GIVEN INSTRUCTION: Where the data below has the string "Stage", return the whole line.

Dataset listings of figures:
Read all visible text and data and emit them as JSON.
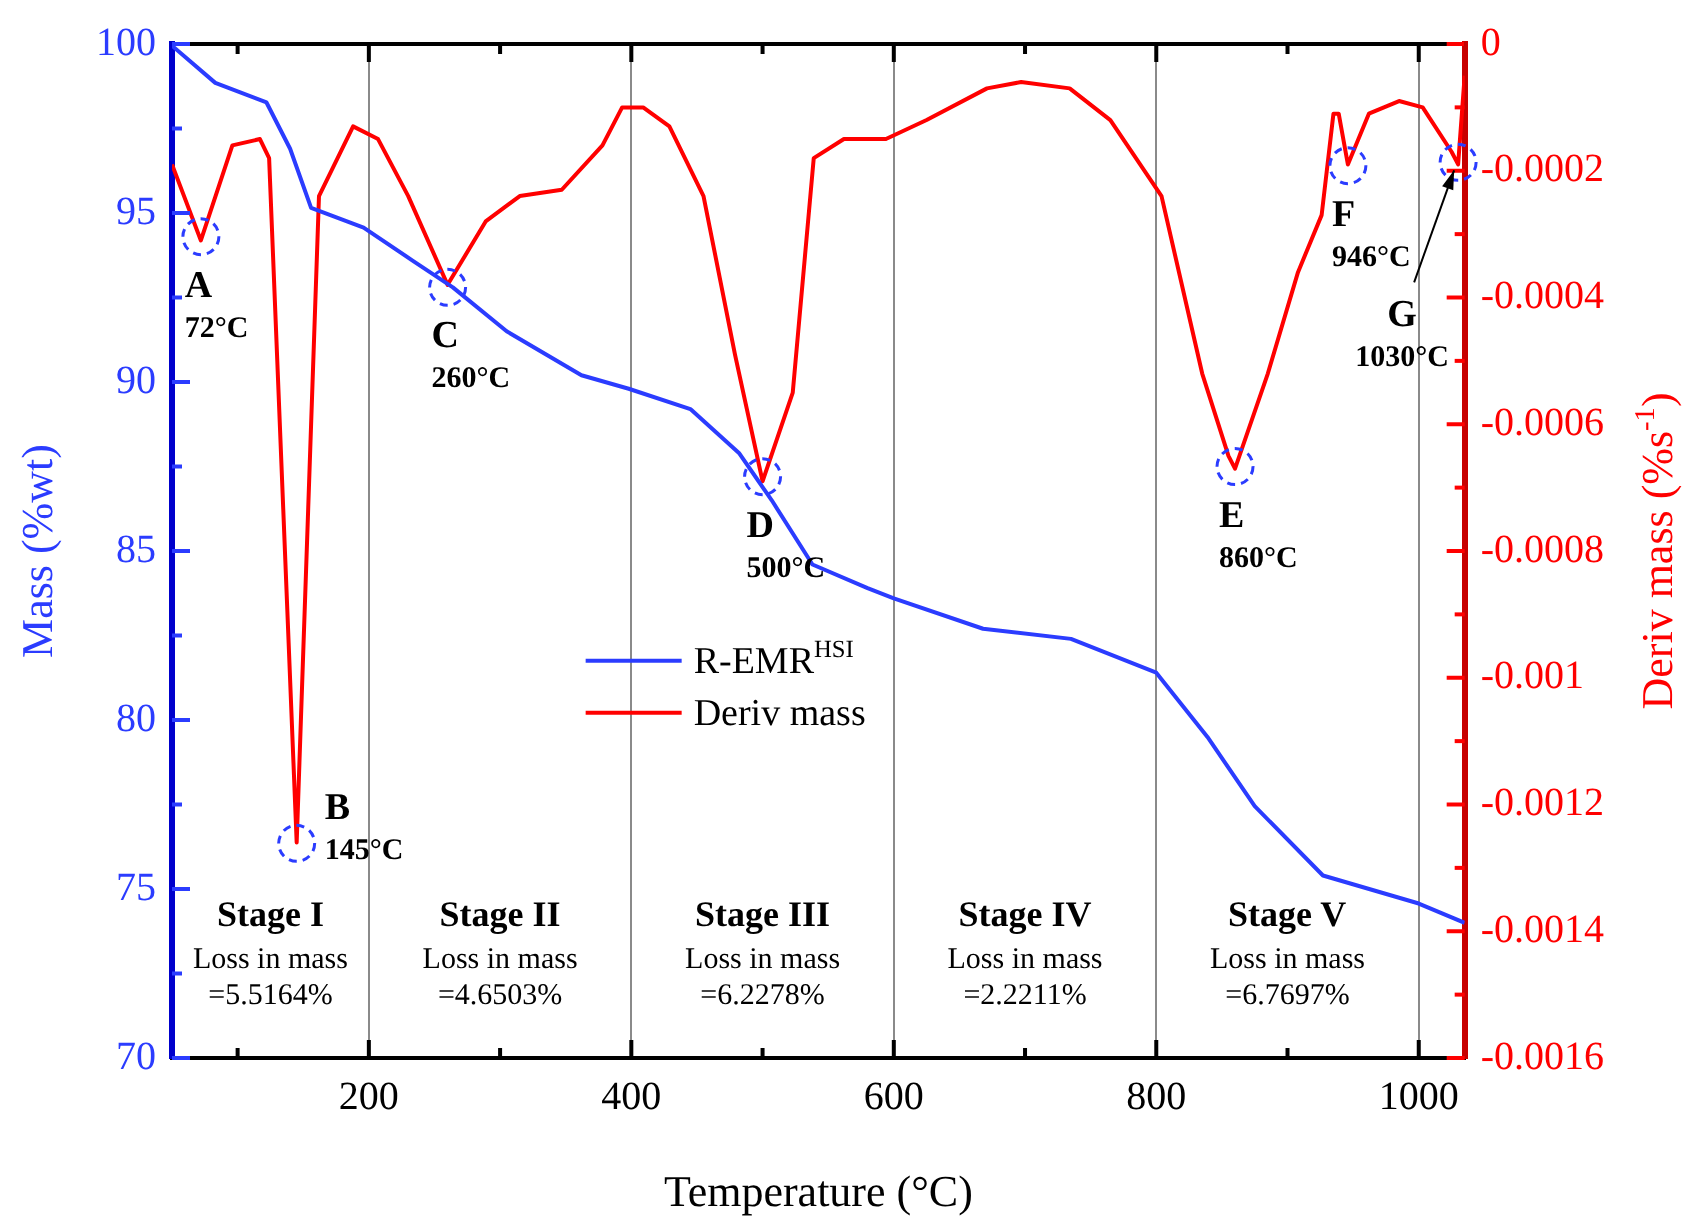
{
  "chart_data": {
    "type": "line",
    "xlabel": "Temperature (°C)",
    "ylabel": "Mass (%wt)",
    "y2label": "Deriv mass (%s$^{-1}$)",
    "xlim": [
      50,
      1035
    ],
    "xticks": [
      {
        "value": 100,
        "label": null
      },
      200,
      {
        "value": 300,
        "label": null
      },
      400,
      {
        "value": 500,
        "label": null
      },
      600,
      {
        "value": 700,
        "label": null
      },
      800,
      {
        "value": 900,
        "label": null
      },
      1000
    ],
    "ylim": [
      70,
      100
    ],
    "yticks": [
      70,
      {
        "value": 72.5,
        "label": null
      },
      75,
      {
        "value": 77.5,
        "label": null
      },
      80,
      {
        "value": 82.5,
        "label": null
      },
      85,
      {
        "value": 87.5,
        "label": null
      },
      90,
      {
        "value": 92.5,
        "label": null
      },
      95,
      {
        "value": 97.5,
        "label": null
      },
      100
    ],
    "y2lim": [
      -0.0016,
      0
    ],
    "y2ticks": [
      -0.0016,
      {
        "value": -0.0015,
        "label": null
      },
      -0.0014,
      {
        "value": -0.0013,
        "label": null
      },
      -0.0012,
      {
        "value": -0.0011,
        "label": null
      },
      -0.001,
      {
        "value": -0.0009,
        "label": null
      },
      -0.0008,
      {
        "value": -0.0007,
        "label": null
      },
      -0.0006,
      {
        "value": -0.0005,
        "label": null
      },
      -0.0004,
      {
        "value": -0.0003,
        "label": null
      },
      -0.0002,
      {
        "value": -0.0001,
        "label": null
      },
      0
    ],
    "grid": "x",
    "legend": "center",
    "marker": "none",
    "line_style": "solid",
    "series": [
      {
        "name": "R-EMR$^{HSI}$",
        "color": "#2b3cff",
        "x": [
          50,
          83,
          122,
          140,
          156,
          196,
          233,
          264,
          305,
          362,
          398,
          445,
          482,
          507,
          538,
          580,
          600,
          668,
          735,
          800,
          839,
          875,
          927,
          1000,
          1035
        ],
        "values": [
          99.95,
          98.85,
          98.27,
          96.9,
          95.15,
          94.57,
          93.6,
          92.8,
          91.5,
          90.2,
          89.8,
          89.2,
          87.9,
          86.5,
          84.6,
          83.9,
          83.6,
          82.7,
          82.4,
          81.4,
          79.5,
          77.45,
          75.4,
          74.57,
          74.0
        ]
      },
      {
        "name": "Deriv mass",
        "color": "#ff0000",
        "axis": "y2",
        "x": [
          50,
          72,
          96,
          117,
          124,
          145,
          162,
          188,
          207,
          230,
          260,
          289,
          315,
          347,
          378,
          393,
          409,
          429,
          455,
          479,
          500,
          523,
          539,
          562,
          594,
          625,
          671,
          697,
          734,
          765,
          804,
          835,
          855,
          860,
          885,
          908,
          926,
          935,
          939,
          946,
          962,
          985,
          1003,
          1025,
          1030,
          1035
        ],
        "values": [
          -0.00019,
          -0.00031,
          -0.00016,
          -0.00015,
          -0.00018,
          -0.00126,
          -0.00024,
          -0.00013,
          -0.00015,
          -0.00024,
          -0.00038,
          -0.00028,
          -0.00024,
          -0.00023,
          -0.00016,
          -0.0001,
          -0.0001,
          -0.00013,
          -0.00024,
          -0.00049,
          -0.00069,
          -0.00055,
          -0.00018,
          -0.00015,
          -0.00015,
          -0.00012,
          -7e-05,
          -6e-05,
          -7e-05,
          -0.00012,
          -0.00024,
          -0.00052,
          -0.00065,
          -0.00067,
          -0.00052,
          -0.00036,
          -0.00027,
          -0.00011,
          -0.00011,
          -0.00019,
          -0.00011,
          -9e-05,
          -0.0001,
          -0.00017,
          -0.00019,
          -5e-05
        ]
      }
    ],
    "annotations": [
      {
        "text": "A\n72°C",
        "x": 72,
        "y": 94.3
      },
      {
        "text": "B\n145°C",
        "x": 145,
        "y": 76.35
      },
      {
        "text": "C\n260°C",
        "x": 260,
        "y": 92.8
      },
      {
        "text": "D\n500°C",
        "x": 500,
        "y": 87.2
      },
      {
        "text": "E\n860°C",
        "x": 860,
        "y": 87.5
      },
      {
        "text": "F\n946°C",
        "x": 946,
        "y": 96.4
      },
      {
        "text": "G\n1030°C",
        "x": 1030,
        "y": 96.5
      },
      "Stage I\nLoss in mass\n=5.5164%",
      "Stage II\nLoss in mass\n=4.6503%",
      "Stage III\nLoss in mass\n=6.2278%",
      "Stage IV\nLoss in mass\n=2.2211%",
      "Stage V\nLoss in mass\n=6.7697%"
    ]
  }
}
==
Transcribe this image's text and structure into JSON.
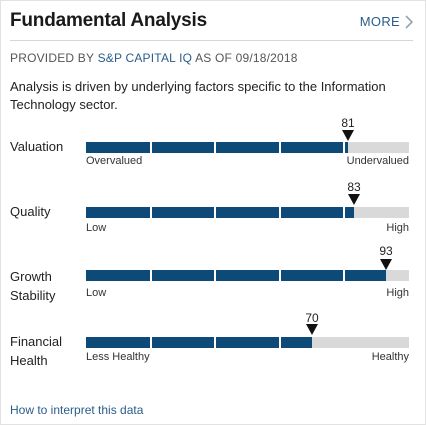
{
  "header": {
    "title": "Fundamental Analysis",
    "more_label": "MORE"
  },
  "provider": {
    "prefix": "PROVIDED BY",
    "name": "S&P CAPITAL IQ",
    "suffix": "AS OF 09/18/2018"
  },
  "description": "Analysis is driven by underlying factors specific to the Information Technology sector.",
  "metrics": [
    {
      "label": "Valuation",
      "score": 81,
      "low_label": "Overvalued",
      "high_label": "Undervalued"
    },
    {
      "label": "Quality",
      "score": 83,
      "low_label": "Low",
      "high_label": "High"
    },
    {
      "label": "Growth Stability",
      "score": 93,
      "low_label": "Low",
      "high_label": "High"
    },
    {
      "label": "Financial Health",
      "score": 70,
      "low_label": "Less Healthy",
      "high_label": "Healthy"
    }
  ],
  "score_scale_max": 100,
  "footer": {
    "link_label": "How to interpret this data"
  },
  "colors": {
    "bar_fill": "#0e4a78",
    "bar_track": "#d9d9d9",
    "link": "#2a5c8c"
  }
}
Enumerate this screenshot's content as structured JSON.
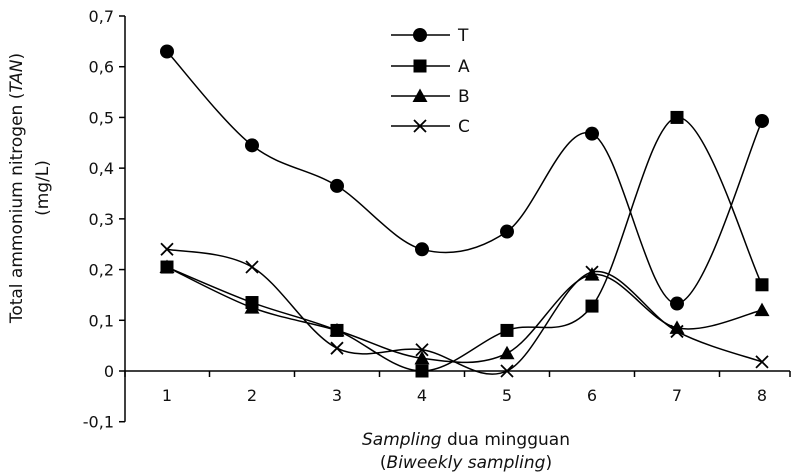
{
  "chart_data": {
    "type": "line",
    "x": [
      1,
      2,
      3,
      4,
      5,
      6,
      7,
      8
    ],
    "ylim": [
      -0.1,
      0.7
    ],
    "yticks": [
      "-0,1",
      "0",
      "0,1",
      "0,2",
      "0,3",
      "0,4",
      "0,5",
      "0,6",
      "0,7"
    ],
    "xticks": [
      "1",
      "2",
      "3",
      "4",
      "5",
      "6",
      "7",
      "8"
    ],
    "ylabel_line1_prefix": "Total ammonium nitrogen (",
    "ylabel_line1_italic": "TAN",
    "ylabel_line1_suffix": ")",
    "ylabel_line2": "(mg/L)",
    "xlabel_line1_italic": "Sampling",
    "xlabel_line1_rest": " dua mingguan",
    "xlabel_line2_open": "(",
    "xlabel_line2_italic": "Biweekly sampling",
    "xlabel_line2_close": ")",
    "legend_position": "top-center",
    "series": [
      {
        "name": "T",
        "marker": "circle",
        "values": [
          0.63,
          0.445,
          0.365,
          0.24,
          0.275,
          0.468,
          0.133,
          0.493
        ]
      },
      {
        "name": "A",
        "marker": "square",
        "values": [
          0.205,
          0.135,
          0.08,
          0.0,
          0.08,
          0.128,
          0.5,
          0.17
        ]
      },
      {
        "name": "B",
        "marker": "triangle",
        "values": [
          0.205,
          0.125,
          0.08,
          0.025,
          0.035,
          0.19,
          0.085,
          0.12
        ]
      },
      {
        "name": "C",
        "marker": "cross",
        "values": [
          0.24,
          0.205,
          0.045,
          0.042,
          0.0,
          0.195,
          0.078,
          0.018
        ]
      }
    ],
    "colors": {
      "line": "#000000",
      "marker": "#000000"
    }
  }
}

SOLUTION TO THIS EXERCISE:
      "Stage I\nLoss in mass\n=5.5164%",
      "Stage II\nLoss in mass\n=4.6503%",
      "Stage III\nLoss in mass\n=6.2278%",
      "Stage IV\nLoss in mass\n=2.2211%",
      "Stage V\nLoss in mass\n=6.7697%"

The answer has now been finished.